▸ **WRITTEN PROBLEM**: Return all the data below as it stands, minus the pictures.
— start GIVEN DATA —
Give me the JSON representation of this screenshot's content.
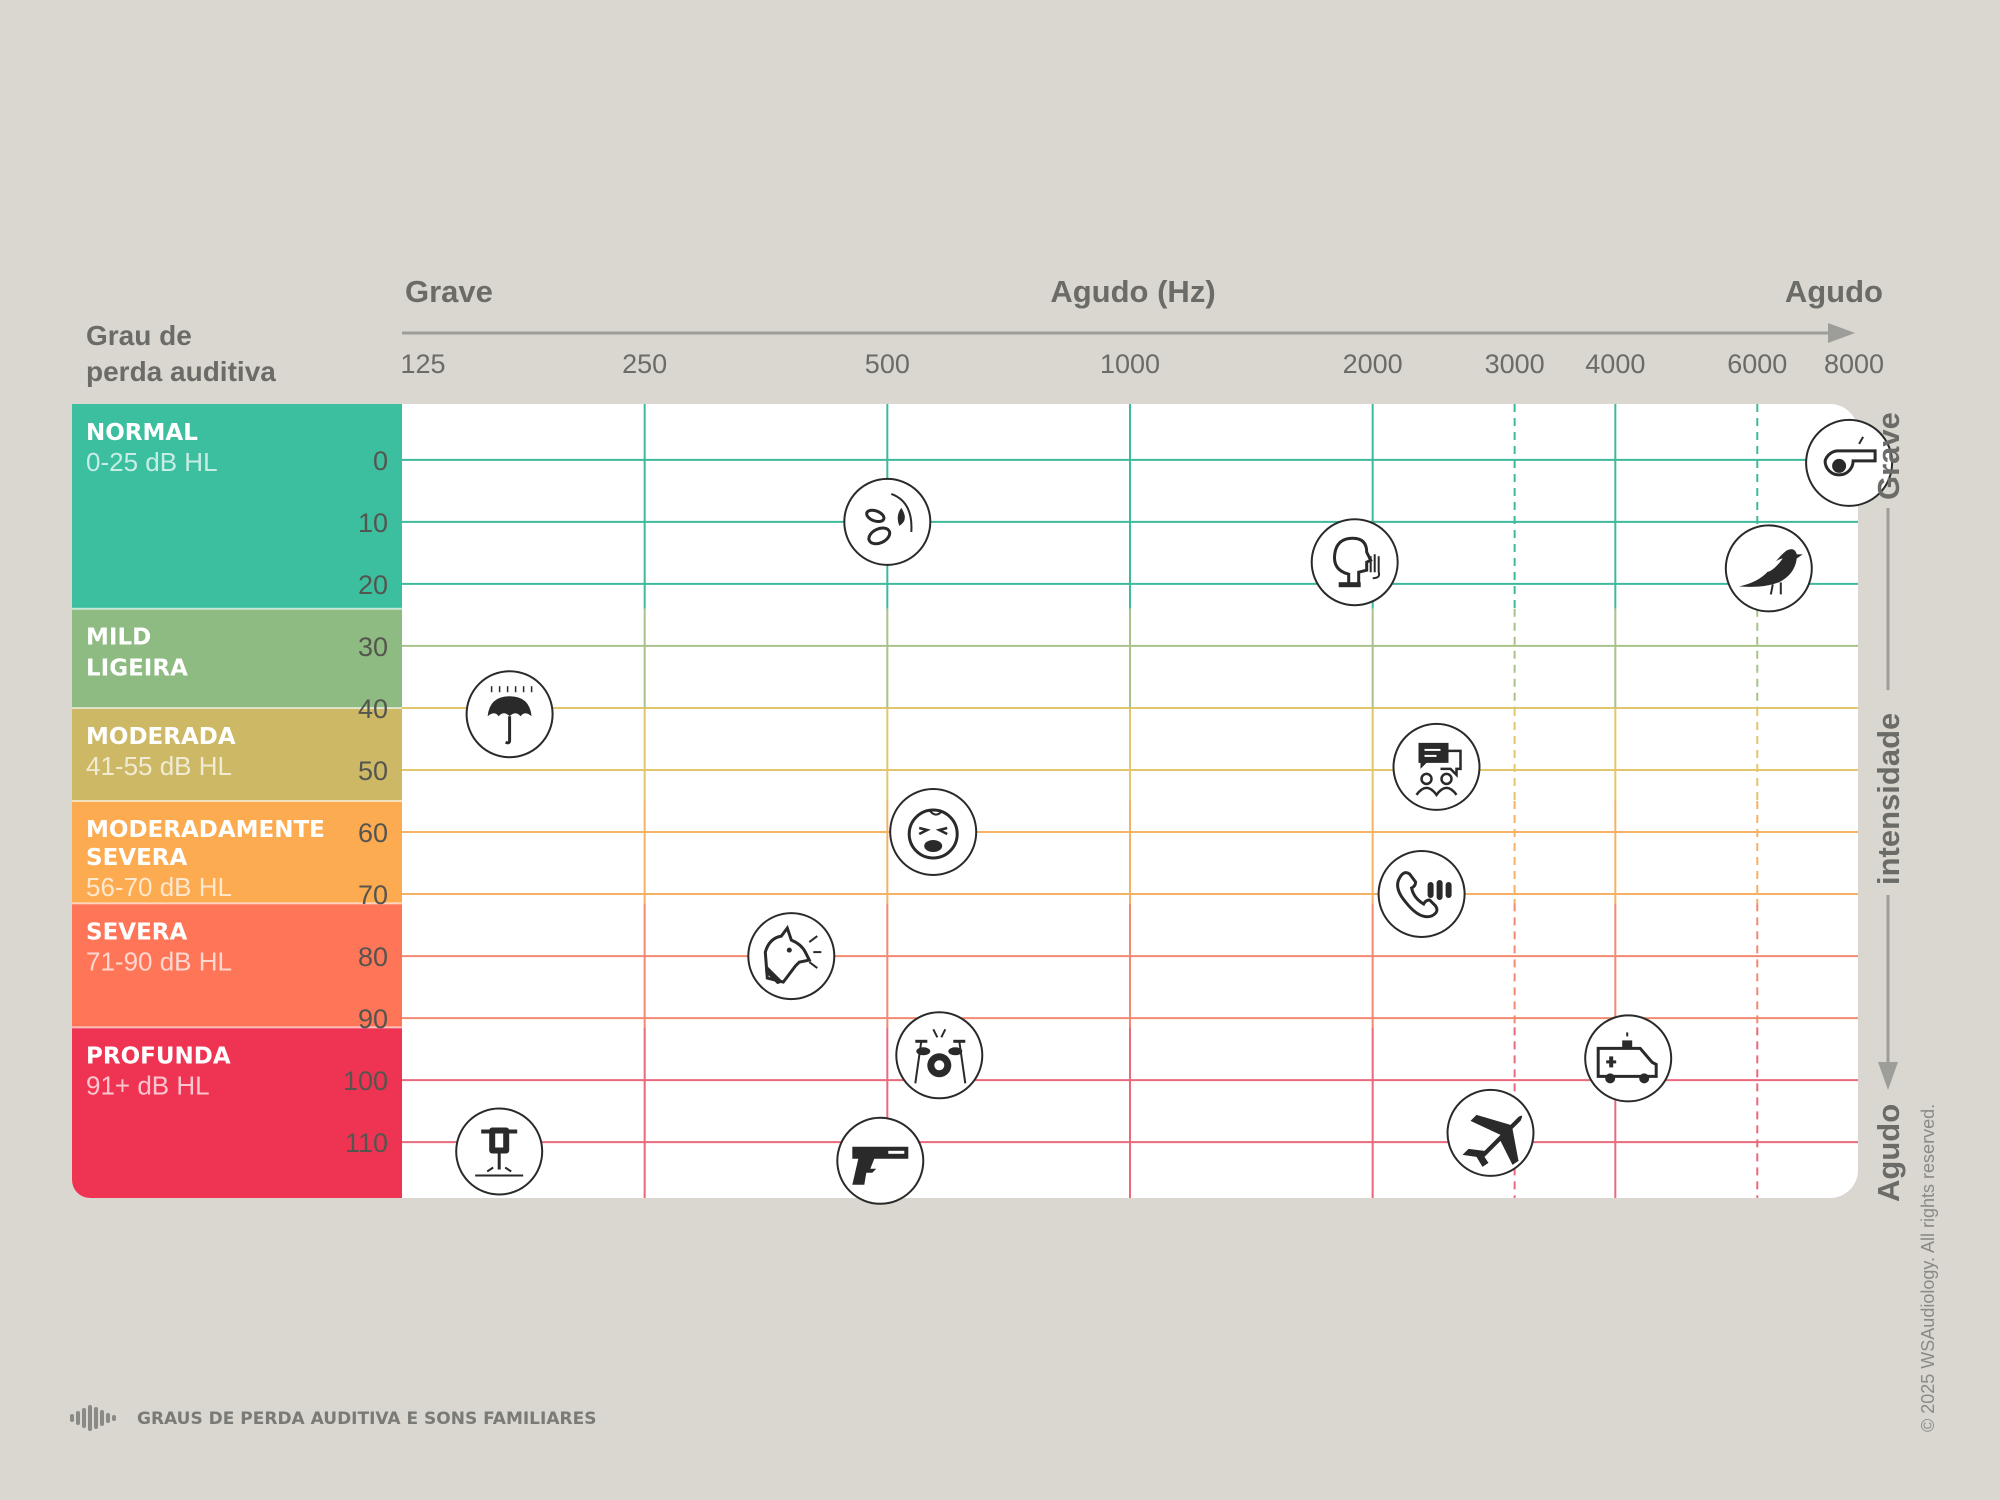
{
  "chart_data": {
    "type": "scatter",
    "title": "GRAUS DE PERDA AUDITIVA E SONS FAMILIARES",
    "y_label": "Grau de perda auditiva",
    "x_axis": {
      "left_label": "Grave",
      "center_label": "Agudo (Hz)",
      "right_label": "Agudo",
      "ticks": [
        125,
        250,
        500,
        1000,
        2000,
        3000,
        4000,
        6000,
        8000
      ],
      "dashed_ticks": [
        3000,
        6000
      ],
      "scale": "log"
    },
    "y_axis": {
      "ticks": [
        0,
        10,
        20,
        30,
        40,
        50,
        60,
        70,
        80,
        90,
        100,
        110
      ],
      "range": [
        -9,
        119
      ],
      "inverted": true,
      "side_top": "Grave",
      "side_middle": "intensidade",
      "side_bottom": "Agudo"
    },
    "bands": [
      {
        "title": "NORMAL",
        "range": "0-25 dB HL",
        "from": -9,
        "to": 24,
        "color": "#3bbf9e",
        "line": "#3fb99b",
        "text_color": "#ffffff"
      },
      {
        "title": "MILD",
        "range": "LIGEIRA",
        "from": 24,
        "to": 40,
        "color": "#8ebb82",
        "line": "#a9c28c",
        "text_color": "#ffffff",
        "range_bold": true
      },
      {
        "title": "MODERADA",
        "range": "41-55 dB HL",
        "from": 40,
        "to": 55,
        "color": "#cdb866",
        "line": "#e3c56c",
        "text_color": "#ffffff"
      },
      {
        "title": "MODERADAMENTE",
        "title2": "SEVERA",
        "range": "56-70 dB HL",
        "from": 55,
        "to": 71.5,
        "color": "#fdab50",
        "line": "#f5b265",
        "text_color": "#ffffff"
      },
      {
        "title": "SEVERA",
        "range": "71-90 dB HL",
        "from": 71.5,
        "to": 91.5,
        "color": "#ff7558",
        "line": "#f28a72",
        "text_color": "#ffffff"
      },
      {
        "title": "PROFUNDA",
        "range": "91+ dB HL",
        "from": 91.5,
        "to": 119,
        "color": "#ef3453",
        "line": "#e86a7c",
        "text_color": "#ffffff"
      }
    ],
    "points": [
      {
        "name": "whistle",
        "freq": 7800,
        "db": 0.5
      },
      {
        "name": "leaves-rustling",
        "freq": 500,
        "db": 10
      },
      {
        "name": "whispering",
        "freq": 1900,
        "db": 16.5
      },
      {
        "name": "bird",
        "freq": 6200,
        "db": 17.5
      },
      {
        "name": "rain-umbrella",
        "freq": 170,
        "db": 41
      },
      {
        "name": "conversation",
        "freq": 2400,
        "db": 49.5
      },
      {
        "name": "crying-baby",
        "freq": 570,
        "db": 60
      },
      {
        "name": "telephone-ringing",
        "freq": 2300,
        "db": 70
      },
      {
        "name": "dog-barking",
        "freq": 380,
        "db": 80
      },
      {
        "name": "drums",
        "freq": 580,
        "db": 96
      },
      {
        "name": "ambulance-siren",
        "freq": 4150,
        "db": 96.5
      },
      {
        "name": "jackhammer",
        "freq": 165,
        "db": 111.5
      },
      {
        "name": "airplane",
        "freq": 2800,
        "db": 108.5
      },
      {
        "name": "gunshot",
        "freq": 490,
        "db": 113
      }
    ]
  },
  "footer": {
    "title": "GRAUS DE PERDA AUDITIVA E SONS FAMILIARES",
    "icon": "sound-wave-icon"
  },
  "copyright": "© 2025 WSAudiology. All rights reserved.",
  "header": {
    "line1": "Grau de",
    "line2": "perda auditiva"
  }
}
— end GIVEN DATA —
▸ **ANSWER**:
Give me the JSON representation of this screenshot's content.
{
  "chart_data": {
    "type": "scatter",
    "title": "GRAUS DE PERDA AUDITIVA E SONS FAMILIARES",
    "y_label": "Grau de perda auditiva",
    "x_axis": {
      "left_label": "Grave",
      "center_label": "Agudo (Hz)",
      "right_label": "Agudo",
      "ticks": [
        125,
        250,
        500,
        1000,
        2000,
        3000,
        4000,
        6000,
        8000
      ],
      "dashed_ticks": [
        3000,
        6000
      ],
      "scale": "log"
    },
    "y_axis": {
      "ticks": [
        0,
        10,
        20,
        30,
        40,
        50,
        60,
        70,
        80,
        90,
        100,
        110
      ],
      "range": [
        -9,
        119
      ],
      "inverted": true,
      "side_top": "Grave",
      "side_middle": "intensidade",
      "side_bottom": "Agudo"
    },
    "bands": [
      {
        "title": "NORMAL",
        "range": "0-25 dB HL",
        "from": -9,
        "to": 24,
        "color": "#3bbf9e",
        "line": "#3fb99b",
        "text_color": "#ffffff"
      },
      {
        "title": "MILD",
        "range": "LIGEIRA",
        "from": 24,
        "to": 40,
        "color": "#8ebb82",
        "line": "#a9c28c",
        "text_color": "#ffffff",
        "range_bold": true
      },
      {
        "title": "MODERADA",
        "range": "41-55 dB HL",
        "from": 40,
        "to": 55,
        "color": "#cdb866",
        "line": "#e3c56c",
        "text_color": "#ffffff"
      },
      {
        "title": "MODERADAMENTE",
        "title2": "SEVERA",
        "range": "56-70 dB HL",
        "from": 55,
        "to": 71.5,
        "color": "#fdab50",
        "line": "#f5b265",
        "text_color": "#ffffff"
      },
      {
        "title": "SEVERA",
        "range": "71-90 dB HL",
        "from": 71.5,
        "to": 91.5,
        "color": "#ff7558",
        "line": "#f28a72",
        "text_color": "#ffffff"
      },
      {
        "title": "PROFUNDA",
        "range": "91+ dB HL",
        "from": 91.5,
        "to": 119,
        "color": "#ef3453",
        "line": "#e86a7c",
        "text_color": "#ffffff"
      }
    ],
    "points": [
      {
        "name": "whistle",
        "freq": 7800,
        "db": 0.5
      },
      {
        "name": "leaves-rustling",
        "freq": 500,
        "db": 10
      },
      {
        "name": "whispering",
        "freq": 1900,
        "db": 16.5
      },
      {
        "name": "bird",
        "freq": 6200,
        "db": 17.5
      },
      {
        "name": "rain-umbrella",
        "freq": 170,
        "db": 41
      },
      {
        "name": "conversation",
        "freq": 2400,
        "db": 49.5
      },
      {
        "name": "crying-baby",
        "freq": 570,
        "db": 60
      },
      {
        "name": "telephone-ringing",
        "freq": 2300,
        "db": 70
      },
      {
        "name": "dog-barking",
        "freq": 380,
        "db": 80
      },
      {
        "name": "drums",
        "freq": 580,
        "db": 96
      },
      {
        "name": "ambulance-siren",
        "freq": 4150,
        "db": 96.5
      },
      {
        "name": "jackhammer",
        "freq": 165,
        "db": 111.5
      },
      {
        "name": "airplane",
        "freq": 2800,
        "db": 108.5
      },
      {
        "name": "gunshot",
        "freq": 490,
        "db": 113
      }
    ]
  },
  "footer": {
    "title": "GRAUS DE PERDA AUDITIVA E SONS FAMILIARES",
    "icon": "sound-wave-icon"
  },
  "copyright": "© 2025 WSAudiology. All rights reserved.",
  "header": {
    "line1": "Grau de",
    "line2": "perda auditiva"
  }
}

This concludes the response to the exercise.